* _YOUR GOAL_:
Print the listing below exactly.

─── INFORMATION GIVEN ───

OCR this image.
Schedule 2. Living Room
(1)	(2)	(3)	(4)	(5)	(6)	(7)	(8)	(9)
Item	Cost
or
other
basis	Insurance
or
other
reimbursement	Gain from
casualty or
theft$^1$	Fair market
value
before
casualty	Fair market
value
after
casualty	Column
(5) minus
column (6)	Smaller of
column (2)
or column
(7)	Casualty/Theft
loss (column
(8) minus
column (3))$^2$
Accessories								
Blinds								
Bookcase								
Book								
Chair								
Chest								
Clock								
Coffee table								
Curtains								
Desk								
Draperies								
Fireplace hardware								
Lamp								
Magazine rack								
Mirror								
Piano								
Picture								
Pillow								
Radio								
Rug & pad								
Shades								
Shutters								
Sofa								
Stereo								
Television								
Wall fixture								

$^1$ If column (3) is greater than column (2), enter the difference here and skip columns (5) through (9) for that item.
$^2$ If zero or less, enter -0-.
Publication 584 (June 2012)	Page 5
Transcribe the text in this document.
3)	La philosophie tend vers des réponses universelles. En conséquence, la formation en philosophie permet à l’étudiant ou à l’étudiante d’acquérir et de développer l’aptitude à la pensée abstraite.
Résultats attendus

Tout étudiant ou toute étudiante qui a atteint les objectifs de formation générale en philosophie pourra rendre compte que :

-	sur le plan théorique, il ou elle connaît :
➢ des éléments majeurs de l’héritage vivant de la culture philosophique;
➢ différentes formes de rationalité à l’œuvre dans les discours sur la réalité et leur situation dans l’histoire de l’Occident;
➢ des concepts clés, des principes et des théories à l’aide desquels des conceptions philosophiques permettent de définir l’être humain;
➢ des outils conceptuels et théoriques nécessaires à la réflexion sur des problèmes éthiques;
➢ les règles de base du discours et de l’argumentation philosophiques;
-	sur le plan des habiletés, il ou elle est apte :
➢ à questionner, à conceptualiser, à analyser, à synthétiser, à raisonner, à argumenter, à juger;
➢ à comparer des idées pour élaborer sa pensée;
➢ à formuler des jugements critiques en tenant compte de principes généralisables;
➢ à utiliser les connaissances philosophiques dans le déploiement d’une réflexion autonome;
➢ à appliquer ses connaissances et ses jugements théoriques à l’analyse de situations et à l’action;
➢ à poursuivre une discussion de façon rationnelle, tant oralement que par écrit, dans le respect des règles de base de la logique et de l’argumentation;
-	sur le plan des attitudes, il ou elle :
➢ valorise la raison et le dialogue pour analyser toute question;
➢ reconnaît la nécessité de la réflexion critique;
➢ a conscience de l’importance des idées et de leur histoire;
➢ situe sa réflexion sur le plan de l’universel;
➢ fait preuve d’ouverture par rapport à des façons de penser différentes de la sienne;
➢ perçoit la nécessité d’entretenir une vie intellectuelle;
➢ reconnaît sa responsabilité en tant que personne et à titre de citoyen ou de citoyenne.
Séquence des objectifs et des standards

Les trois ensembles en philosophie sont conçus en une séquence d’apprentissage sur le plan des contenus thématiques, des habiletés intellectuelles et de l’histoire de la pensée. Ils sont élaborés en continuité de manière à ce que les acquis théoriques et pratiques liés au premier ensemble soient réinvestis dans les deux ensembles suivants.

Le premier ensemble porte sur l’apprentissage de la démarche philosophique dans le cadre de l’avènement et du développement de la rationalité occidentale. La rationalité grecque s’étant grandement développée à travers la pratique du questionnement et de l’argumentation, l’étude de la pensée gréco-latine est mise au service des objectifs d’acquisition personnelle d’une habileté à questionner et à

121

───

* _RESULT OF THE TASK_:
OCR this image.
Schedule 2. Living Room
(1)	(2)	(3)	(4)	(5)	(6)	(7)	(8)	(9)
Item	Cost
or
other
basis	Insurance
or
other
reimbursement	Gain from
casualty or
theft$^1$	Fair market
value
before
casualty	Fair market
value
after
casualty	Column
(5) minus
column (6)	Smaller of
column (2)
or column
(7)	Casualty/Theft
loss (column
(8) minus
column (3))$^2$
Accessories								
Blinds								
Bookcase								
Book								
Chair								
Chest								
Clock								
Coffee table								
Curtains								
Desk								
Draperies								
Fireplace hardware								
Lamp								
Magazine rack								
Mirror								
Piano								
Picture								
Pillow								
Radio								
Rug & pad								
Shades								
Shutters								
Sofa								
Stereo								
Television								
Wall fixture								

$^1$ If column (3) is greater than column (2), enter the difference here and skip columns (5) through (9) for that item.
$^2$ If zero or less, enter -0-.
Publication 584 (June 2012)	Page 5
Transcribe the text in this document.
3)	La philosophie tend vers des réponses universelles. En conséquence, la formation en philosophie permet à l’étudiant ou à l’étudiante d’acquérir et de développer l’aptitude à la pensée abstraite.
Résultats attendus

Tout étudiant ou toute étudiante qui a atteint les objectifs de formation générale en philosophie pourra rendre compte que :

-	sur le plan théorique, il ou elle connaît :
➢ des éléments majeurs de l’héritage vivant de la culture philosophique;
➢ différentes formes de rationalité à l’œuvre dans les discours sur la réalité et leur situation dans l’histoire de l’Occident;
➢ des concepts clés, des principes et des théories à l’aide desquels des conceptions philosophiques permettent de définir l’être humain;
➢ des outils conceptuels et théoriques nécessaires à la réflexion sur des problèmes éthiques;
➢ les règles de base du discours et de l’argumentation philosophiques;
-	sur le plan des habiletés, il ou elle est apte :
➢ à questionner, à conceptualiser, à analyser, à synthétiser, à raisonner, à argumenter, à juger;
➢ à comparer des idées pour élaborer sa pensée;
➢ à formuler des jugements critiques en tenant compte de principes généralisables;
➢ à utiliser les connaissances philosophiques dans le déploiement d’une réflexion autonome;
➢ à appliquer ses connaissances et ses jugements théoriques à l’analyse de situations et à l’action;
➢ à poursuivre une discussion de façon rationnelle, tant oralement que par écrit, dans le respect des règles de base de la logique et de l’argumentation;
-	sur le plan des attitudes, il ou elle :
➢ valorise la raison et le dialogue pour analyser toute question;
➢ reconnaît la nécessité de la réflexion critique;
➢ a conscience de l’importance des idées et de leur histoire;
➢ situe sa réflexion sur le plan de l’universel;
➢ fait preuve d’ouverture par rapport à des façons de penser différentes de la sienne;
➢ perçoit la nécessité d’entretenir une vie intellectuelle;
➢ reconnaît sa responsabilité en tant que personne et à titre de citoyen ou de citoyenne.
Séquence des objectifs et des standards

Les trois ensembles en philosophie sont conçus en une séquence d’apprentissage sur le plan des contenus thématiques, des habiletés intellectuelles et de l’histoire de la pensée. Ils sont élaborés en continuité de manière à ce que les acquis théoriques et pratiques liés au premier ensemble soient réinvestis dans les deux ensembles suivants.

Le premier ensemble porte sur l’apprentissage de la démarche philosophique dans le cadre de l’avènement et du développement de la rationalité occidentale. La rationalité grecque s’étant grandement développée à travers la pratique du questionnement et de l’argumentation, l’étude de la pensée gréco-latine est mise au service des objectifs d’acquisition personnelle d’une habileté à questionner et à

121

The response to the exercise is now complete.